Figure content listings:
+ + + + +

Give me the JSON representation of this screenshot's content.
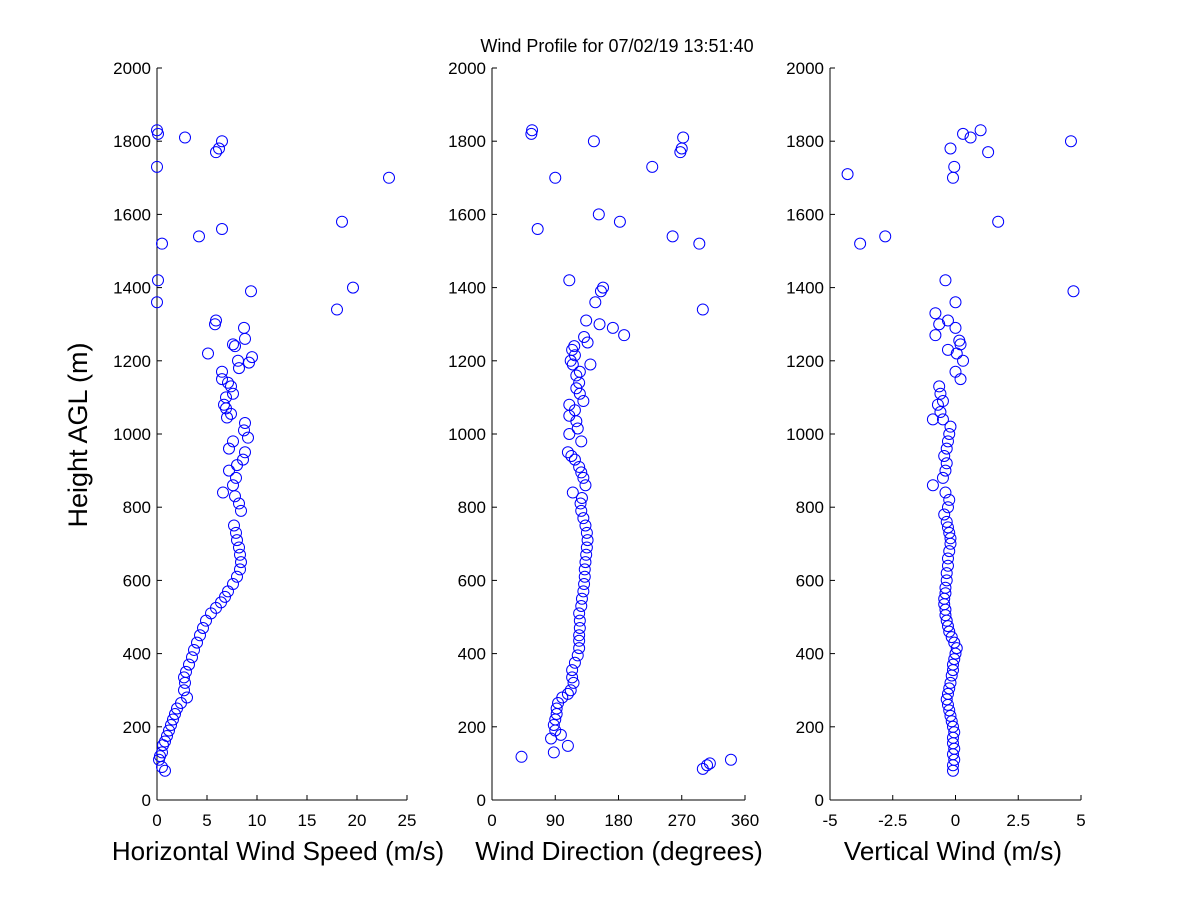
{
  "chart_data": {
    "title": "Wind Profile for  07/02/19 13:51:40",
    "ylabel": "Height AGL (m)",
    "ylim": [
      0,
      2000
    ],
    "yticks": [
      0,
      200,
      400,
      600,
      800,
      1000,
      1200,
      1400,
      1600,
      1800,
      2000
    ],
    "marker_color": "#0000ff",
    "panels": [
      {
        "id": "speed",
        "type": "scatter",
        "xlabel": "Horizontal Wind Speed (m/s)",
        "xlim": [
          0,
          25
        ],
        "xticks": [
          0,
          5,
          10,
          15,
          20,
          25
        ],
        "xtick_labels": [
          "0",
          "5",
          "10",
          "15",
          "20",
          "25"
        ],
        "points": [
          [
            0.8,
            80
          ],
          [
            0.5,
            90
          ],
          [
            0.2,
            110
          ],
          [
            0.3,
            120
          ],
          [
            0.5,
            130
          ],
          [
            0.6,
            150
          ],
          [
            0.8,
            160
          ],
          [
            1.0,
            175
          ],
          [
            1.2,
            190
          ],
          [
            1.4,
            205
          ],
          [
            1.6,
            220
          ],
          [
            1.8,
            235
          ],
          [
            2.0,
            250
          ],
          [
            2.4,
            265
          ],
          [
            3.0,
            280
          ],
          [
            2.7,
            300
          ],
          [
            2.8,
            320
          ],
          [
            2.7,
            335
          ],
          [
            2.9,
            350
          ],
          [
            3.2,
            370
          ],
          [
            3.5,
            390
          ],
          [
            3.7,
            410
          ],
          [
            4.0,
            430
          ],
          [
            4.3,
            450
          ],
          [
            4.6,
            470
          ],
          [
            4.9,
            490
          ],
          [
            5.4,
            510
          ],
          [
            5.9,
            525
          ],
          [
            6.4,
            540
          ],
          [
            6.8,
            555
          ],
          [
            7.1,
            570
          ],
          [
            7.6,
            590
          ],
          [
            8.0,
            610
          ],
          [
            8.3,
            630
          ],
          [
            8.4,
            650
          ],
          [
            8.3,
            670
          ],
          [
            8.2,
            690
          ],
          [
            8.0,
            710
          ],
          [
            7.9,
            730
          ],
          [
            7.7,
            750
          ],
          [
            8.4,
            790
          ],
          [
            8.2,
            810
          ],
          [
            7.8,
            830
          ],
          [
            6.6,
            840
          ],
          [
            7.6,
            860
          ],
          [
            7.9,
            880
          ],
          [
            7.2,
            900
          ],
          [
            8.0,
            915
          ],
          [
            8.6,
            930
          ],
          [
            8.8,
            950
          ],
          [
            7.2,
            960
          ],
          [
            7.6,
            980
          ],
          [
            9.1,
            990
          ],
          [
            8.7,
            1010
          ],
          [
            8.8,
            1030
          ],
          [
            7.0,
            1045
          ],
          [
            7.4,
            1055
          ],
          [
            6.9,
            1070
          ],
          [
            6.7,
            1080
          ],
          [
            6.9,
            1100
          ],
          [
            7.6,
            1110
          ],
          [
            7.4,
            1130
          ],
          [
            7.1,
            1140
          ],
          [
            6.5,
            1150
          ],
          [
            6.5,
            1170
          ],
          [
            8.2,
            1180
          ],
          [
            9.2,
            1195
          ],
          [
            8.1,
            1200
          ],
          [
            9.5,
            1210
          ],
          [
            5.1,
            1220
          ],
          [
            7.8,
            1240
          ],
          [
            7.6,
            1245
          ],
          [
            8.8,
            1260
          ],
          [
            8.7,
            1290
          ],
          [
            5.8,
            1300
          ],
          [
            5.9,
            1310
          ],
          [
            18.0,
            1340
          ],
          [
            0.0,
            1360
          ],
          [
            9.4,
            1390
          ],
          [
            19.6,
            1400
          ],
          [
            0.1,
            1420
          ],
          [
            4.2,
            1540
          ],
          [
            6.5,
            1560
          ],
          [
            18.5,
            1580
          ],
          [
            23.2,
            1700
          ],
          [
            0.0,
            1730
          ],
          [
            5.9,
            1770
          ],
          [
            6.2,
            1780
          ],
          [
            6.5,
            1800
          ],
          [
            2.8,
            1810
          ],
          [
            0.1,
            1820
          ],
          [
            0.0,
            1830
          ],
          [
            0.5,
            1520
          ]
        ]
      },
      {
        "id": "direction",
        "type": "scatter",
        "xlabel": "Wind Direction (degrees)",
        "xlim": [
          0,
          360
        ],
        "xticks": [
          0,
          90,
          180,
          270,
          360
        ],
        "xtick_labels": [
          "0",
          "90",
          "180",
          "270",
          "360"
        ],
        "points": [
          [
            42,
            118
          ],
          [
            88,
            130
          ],
          [
            108,
            148
          ],
          [
            84,
            168
          ],
          [
            98,
            178
          ],
          [
            90,
            190
          ],
          [
            88,
            205
          ],
          [
            90,
            220
          ],
          [
            92,
            235
          ],
          [
            92,
            250
          ],
          [
            94,
            265
          ],
          [
            100,
            280
          ],
          [
            108,
            290
          ],
          [
            112,
            300
          ],
          [
            116,
            320
          ],
          [
            114,
            335
          ],
          [
            114,
            355
          ],
          [
            118,
            375
          ],
          [
            122,
            395
          ],
          [
            124,
            415
          ],
          [
            124,
            435
          ],
          [
            124,
            450
          ],
          [
            125,
            470
          ],
          [
            125,
            490
          ],
          [
            124,
            510
          ],
          [
            127,
            530
          ],
          [
            128,
            550
          ],
          [
            130,
            570
          ],
          [
            131,
            590
          ],
          [
            132,
            610
          ],
          [
            132,
            630
          ],
          [
            133,
            650
          ],
          [
            134,
            670
          ],
          [
            135,
            690
          ],
          [
            136,
            710
          ],
          [
            135,
            730
          ],
          [
            133,
            750
          ],
          [
            130,
            770
          ],
          [
            127,
            790
          ],
          [
            126,
            810
          ],
          [
            128,
            825
          ],
          [
            115,
            840
          ],
          [
            133,
            860
          ],
          [
            130,
            880
          ],
          [
            127,
            895
          ],
          [
            124,
            910
          ],
          [
            118,
            930
          ],
          [
            108,
            950
          ],
          [
            113,
            940
          ],
          [
            127,
            980
          ],
          [
            110,
            1000
          ],
          [
            122,
            1015
          ],
          [
            120,
            1035
          ],
          [
            110,
            1050
          ],
          [
            118,
            1065
          ],
          [
            110,
            1080
          ],
          [
            130,
            1090
          ],
          [
            125,
            1110
          ],
          [
            120,
            1125
          ],
          [
            124,
            1140
          ],
          [
            120,
            1160
          ],
          [
            125,
            1170
          ],
          [
            115,
            1190
          ],
          [
            140,
            1190
          ],
          [
            112,
            1200
          ],
          [
            118,
            1215
          ],
          [
            117,
            1240
          ],
          [
            114,
            1230
          ],
          [
            136,
            1250
          ],
          [
            131,
            1265
          ],
          [
            188,
            1270
          ],
          [
            172,
            1290
          ],
          [
            153,
            1300
          ],
          [
            134,
            1310
          ],
          [
            300,
            1340
          ],
          [
            147,
            1360
          ],
          [
            155,
            1390
          ],
          [
            158,
            1400
          ],
          [
            110,
            1420
          ],
          [
            295,
            1520
          ],
          [
            257,
            1540
          ],
          [
            65,
            1560
          ],
          [
            182,
            1580
          ],
          [
            152,
            1600
          ],
          [
            90,
            1700
          ],
          [
            228,
            1730
          ],
          [
            268,
            1770
          ],
          [
            270,
            1780
          ],
          [
            145,
            1800
          ],
          [
            272,
            1810
          ],
          [
            56,
            1820
          ],
          [
            57,
            1830
          ],
          [
            300,
            85
          ],
          [
            306,
            95
          ],
          [
            310,
            100
          ],
          [
            340,
            110
          ]
        ]
      },
      {
        "id": "vertical",
        "type": "scatter",
        "xlabel": "Vertical Wind (m/s)",
        "xlim": [
          -5,
          5
        ],
        "xticks": [
          -5,
          -2.5,
          0,
          2.5,
          5
        ],
        "xtick_labels": [
          "-5",
          "-2.5",
          "0",
          "2.5",
          "5"
        ],
        "points": [
          [
            -0.1,
            80
          ],
          [
            -0.1,
            95
          ],
          [
            -0.05,
            110
          ],
          [
            -0.1,
            125
          ],
          [
            -0.05,
            140
          ],
          [
            -0.1,
            155
          ],
          [
            -0.1,
            170
          ],
          [
            -0.05,
            185
          ],
          [
            -0.1,
            200
          ],
          [
            -0.15,
            215
          ],
          [
            -0.2,
            230
          ],
          [
            -0.25,
            245
          ],
          [
            -0.3,
            260
          ],
          [
            -0.35,
            275
          ],
          [
            -0.3,
            290
          ],
          [
            -0.25,
            305
          ],
          [
            -0.2,
            320
          ],
          [
            -0.15,
            340
          ],
          [
            -0.1,
            355
          ],
          [
            -0.1,
            370
          ],
          [
            -0.05,
            385
          ],
          [
            0.0,
            400
          ],
          [
            0.05,
            415
          ],
          [
            -0.05,
            430
          ],
          [
            -0.15,
            445
          ],
          [
            -0.25,
            460
          ],
          [
            -0.3,
            475
          ],
          [
            -0.35,
            490
          ],
          [
            -0.4,
            505
          ],
          [
            -0.4,
            520
          ],
          [
            -0.45,
            535
          ],
          [
            -0.45,
            550
          ],
          [
            -0.4,
            565
          ],
          [
            -0.4,
            580
          ],
          [
            -0.35,
            600
          ],
          [
            -0.35,
            620
          ],
          [
            -0.3,
            640
          ],
          [
            -0.3,
            660
          ],
          [
            -0.25,
            680
          ],
          [
            -0.2,
            700
          ],
          [
            -0.2,
            715
          ],
          [
            -0.25,
            730
          ],
          [
            -0.3,
            745
          ],
          [
            -0.35,
            760
          ],
          [
            -0.45,
            780
          ],
          [
            -0.3,
            800
          ],
          [
            -0.25,
            820
          ],
          [
            -0.4,
            840
          ],
          [
            -0.9,
            860
          ],
          [
            -0.5,
            880
          ],
          [
            -0.4,
            900
          ],
          [
            -0.35,
            920
          ],
          [
            -0.45,
            940
          ],
          [
            -0.35,
            960
          ],
          [
            -0.3,
            980
          ],
          [
            -0.25,
            1000
          ],
          [
            -0.2,
            1020
          ],
          [
            -0.5,
            1040
          ],
          [
            -0.9,
            1040
          ],
          [
            -0.6,
            1060
          ],
          [
            -0.7,
            1080
          ],
          [
            -0.5,
            1090
          ],
          [
            -0.6,
            1110
          ],
          [
            -0.65,
            1130
          ],
          [
            0.2,
            1150
          ],
          [
            0.0,
            1170
          ],
          [
            0.3,
            1200
          ],
          [
            0.05,
            1220
          ],
          [
            -0.3,
            1230
          ],
          [
            0.2,
            1245
          ],
          [
            0.15,
            1255
          ],
          [
            -0.8,
            1270
          ],
          [
            0.0,
            1290
          ],
          [
            -0.65,
            1300
          ],
          [
            -0.3,
            1310
          ],
          [
            -0.8,
            1330
          ],
          [
            0.0,
            1360
          ],
          [
            4.7,
            1390
          ],
          [
            -0.4,
            1420
          ],
          [
            -3.8,
            1520
          ],
          [
            -2.8,
            1540
          ],
          [
            1.7,
            1580
          ],
          [
            -0.1,
            1700
          ],
          [
            -4.3,
            1710
          ],
          [
            -0.05,
            1730
          ],
          [
            1.3,
            1770
          ],
          [
            -0.2,
            1780
          ],
          [
            4.6,
            1800
          ],
          [
            0.6,
            1810
          ],
          [
            0.3,
            1820
          ],
          [
            1.0,
            1830
          ]
        ]
      }
    ]
  }
}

+ + + + +

** Required work **
Copy each line of the records containing the string "Wind".

** Completed exercise **
    "title": "Wind Profile for  07/02/19 13:51:40",
        "xlabel": "Horizontal Wind Speed (m/s)",
        "xlabel": "Wind Direction (degrees)",
        "xlabel": "Vertical Wind (m/s)",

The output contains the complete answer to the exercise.